### Provided records:

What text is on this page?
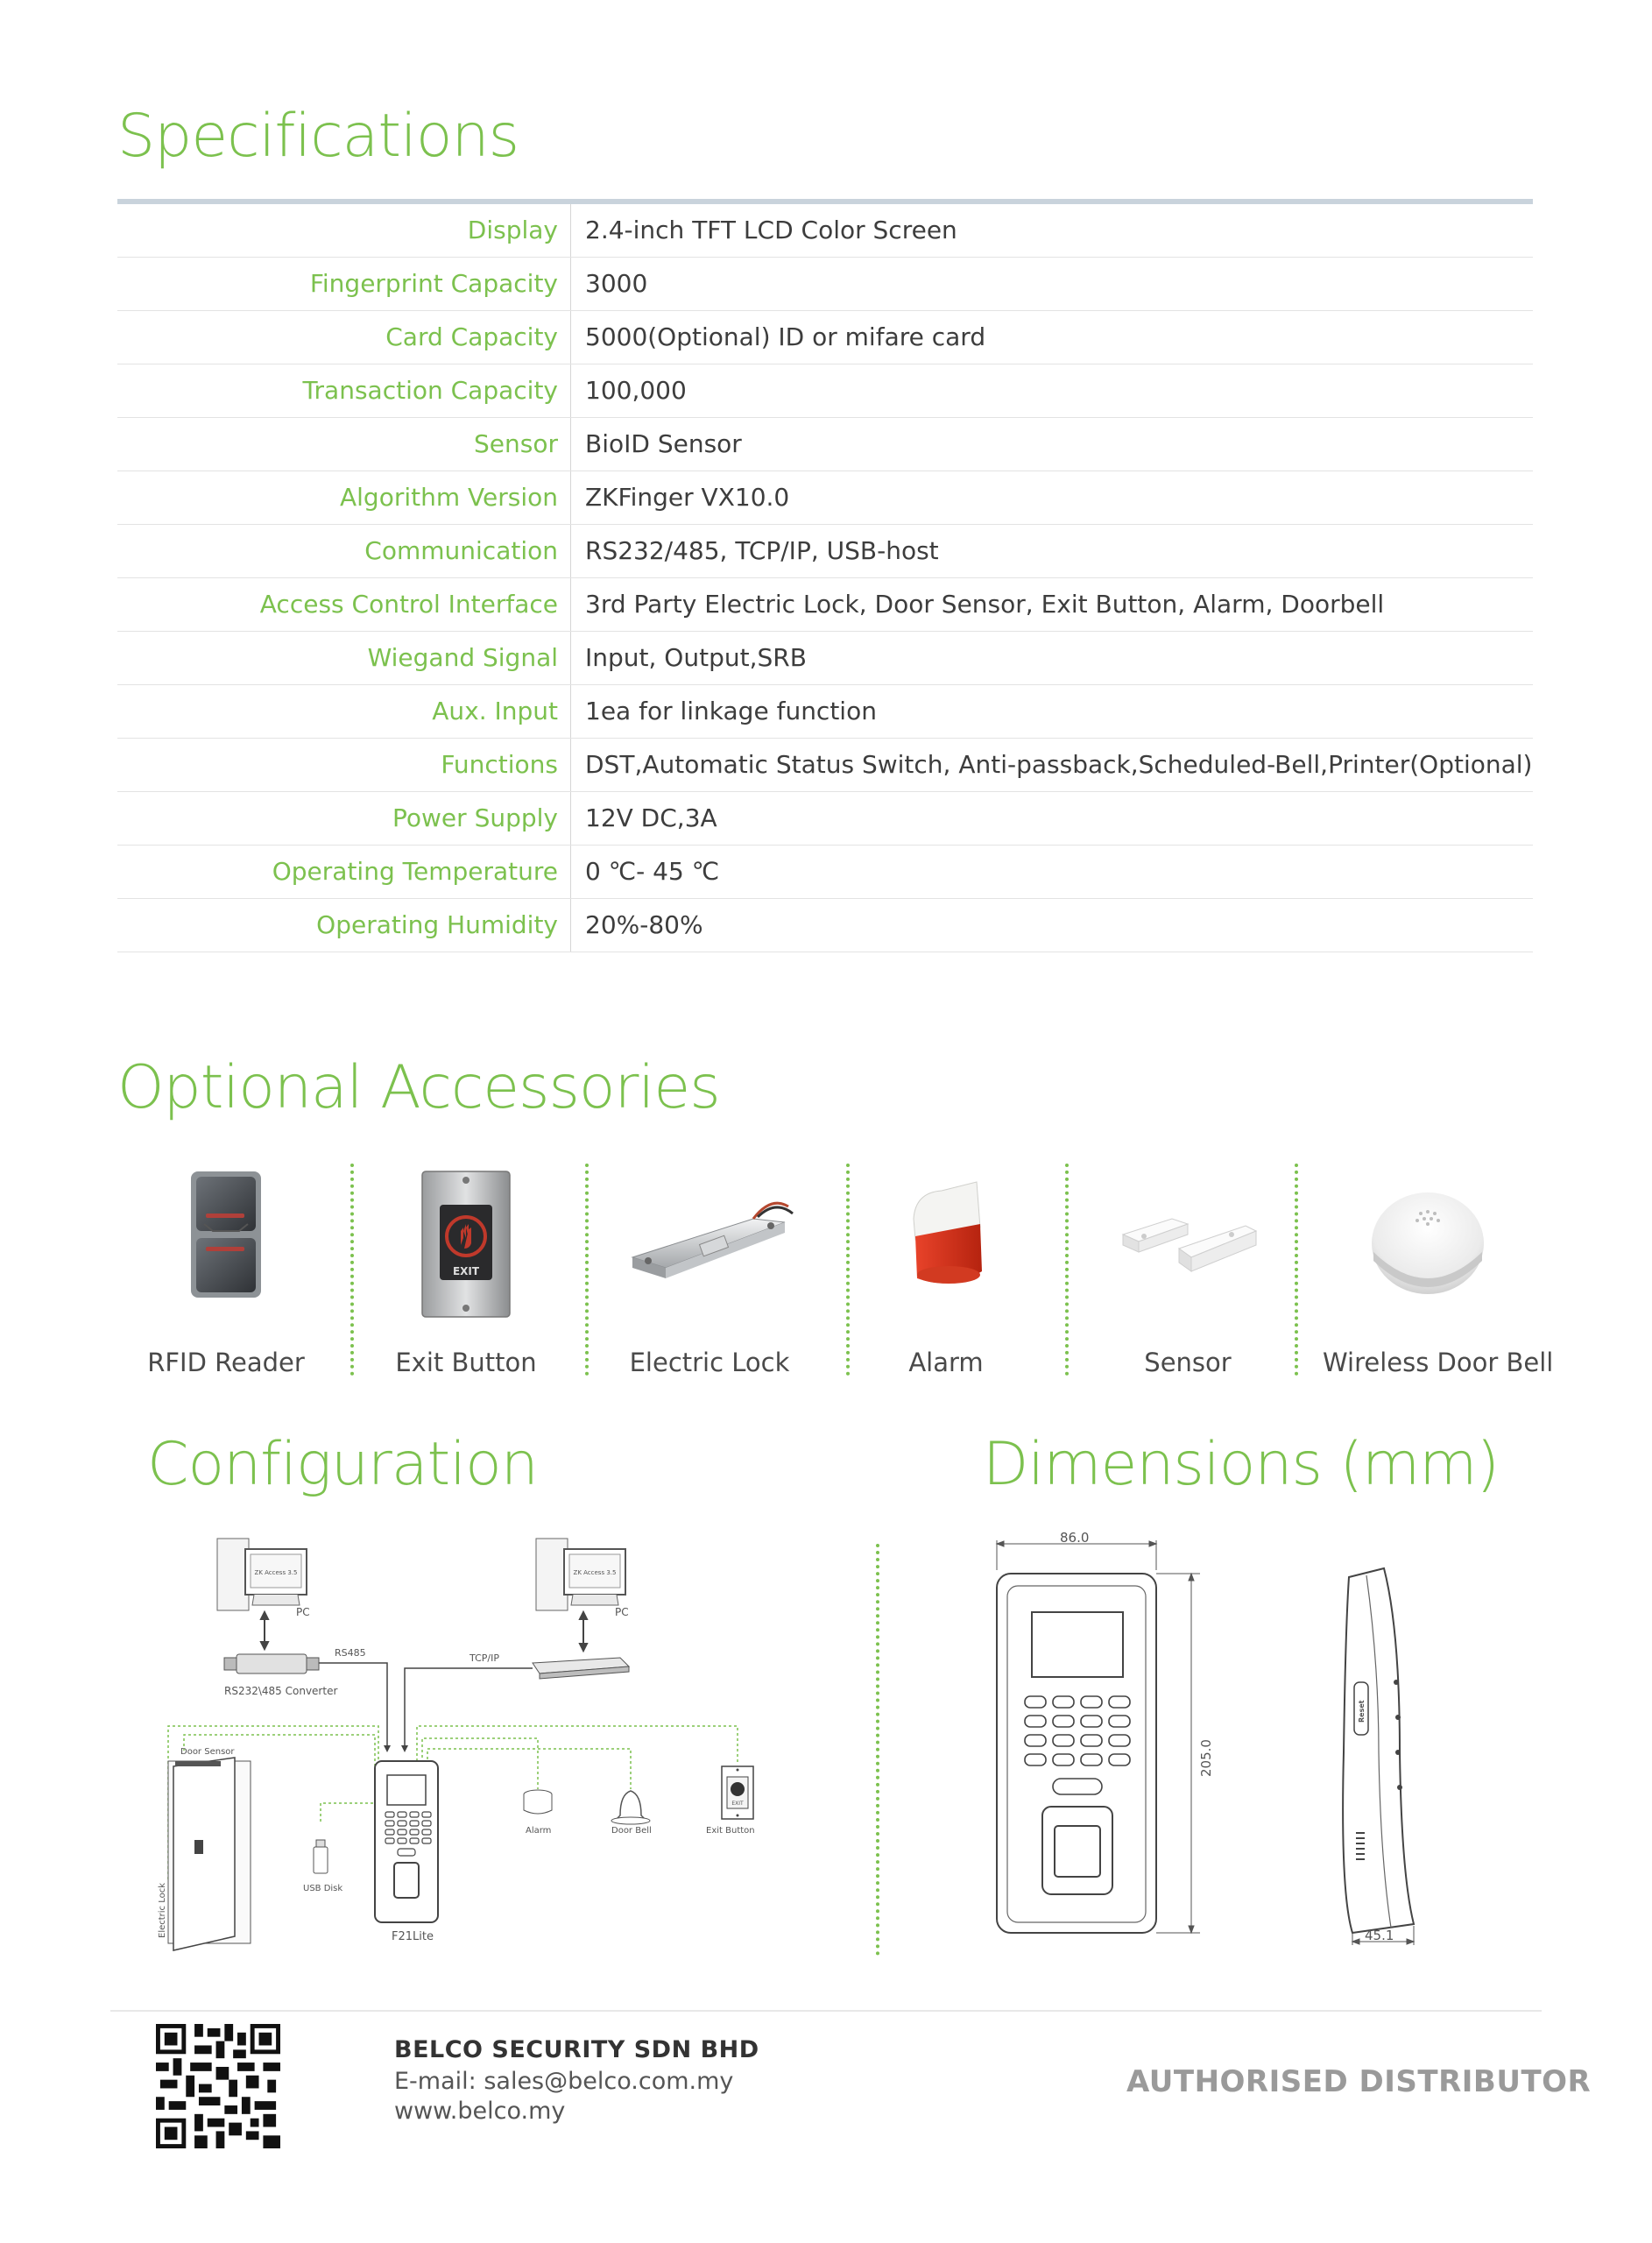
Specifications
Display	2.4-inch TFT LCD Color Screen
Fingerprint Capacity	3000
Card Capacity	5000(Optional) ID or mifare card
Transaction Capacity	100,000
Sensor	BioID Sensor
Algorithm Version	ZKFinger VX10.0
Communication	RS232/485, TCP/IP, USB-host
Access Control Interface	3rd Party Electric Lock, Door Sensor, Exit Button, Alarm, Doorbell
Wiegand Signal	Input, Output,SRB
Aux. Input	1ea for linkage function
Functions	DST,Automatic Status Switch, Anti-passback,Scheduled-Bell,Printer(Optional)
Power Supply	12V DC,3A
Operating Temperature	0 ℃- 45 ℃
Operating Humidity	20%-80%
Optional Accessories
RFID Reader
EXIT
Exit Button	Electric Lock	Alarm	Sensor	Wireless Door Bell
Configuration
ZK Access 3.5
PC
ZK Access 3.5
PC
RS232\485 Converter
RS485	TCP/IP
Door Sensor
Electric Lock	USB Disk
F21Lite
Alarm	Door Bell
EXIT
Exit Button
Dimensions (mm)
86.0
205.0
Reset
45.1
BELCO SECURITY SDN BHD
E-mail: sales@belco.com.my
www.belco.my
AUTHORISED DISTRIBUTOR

### Task to complete:
Quote the records in full and exactly; skip any image.

### Full answer:
What text is on this page?
Specifications
Display	2.4-inch TFT LCD Color Screen
Fingerprint Capacity	3000
Card Capacity	5000(Optional) ID or mifare card
Transaction Capacity	100,000
Sensor	BioID Sensor
Algorithm Version	ZKFinger VX10.0
Communication	RS232/485, TCP/IP, USB-host
Access Control Interface	3rd Party Electric Lock, Door Sensor, Exit Button, Alarm, Doorbell
Wiegand Signal	Input, Output,SRB
Aux. Input	1ea for linkage function
Functions	DST,Automatic Status Switch, Anti-passback,Scheduled-Bell,Printer(Optional)
Power Supply	12V DC,3A
Operating Temperature	0 ℃- 45 ℃
Operating Humidity	20%-80%
Optional Accessories
RFID Reader
EXIT
Exit Button	Electric Lock	Alarm	Sensor	Wireless Door Bell
Configuration
ZK Access 3.5
PC
ZK Access 3.5
PC
RS232\485 Converter
RS485	TCP/IP
Door Sensor
Electric Lock	USB Disk
F21Lite
Alarm	Door Bell
EXIT
Exit Button
Dimensions (mm)
86.0
205.0
Reset
45.1
BELCO SECURITY SDN BHD
E-mail: sales@belco.com.my
www.belco.my
AUTHORISED DISTRIBUTOR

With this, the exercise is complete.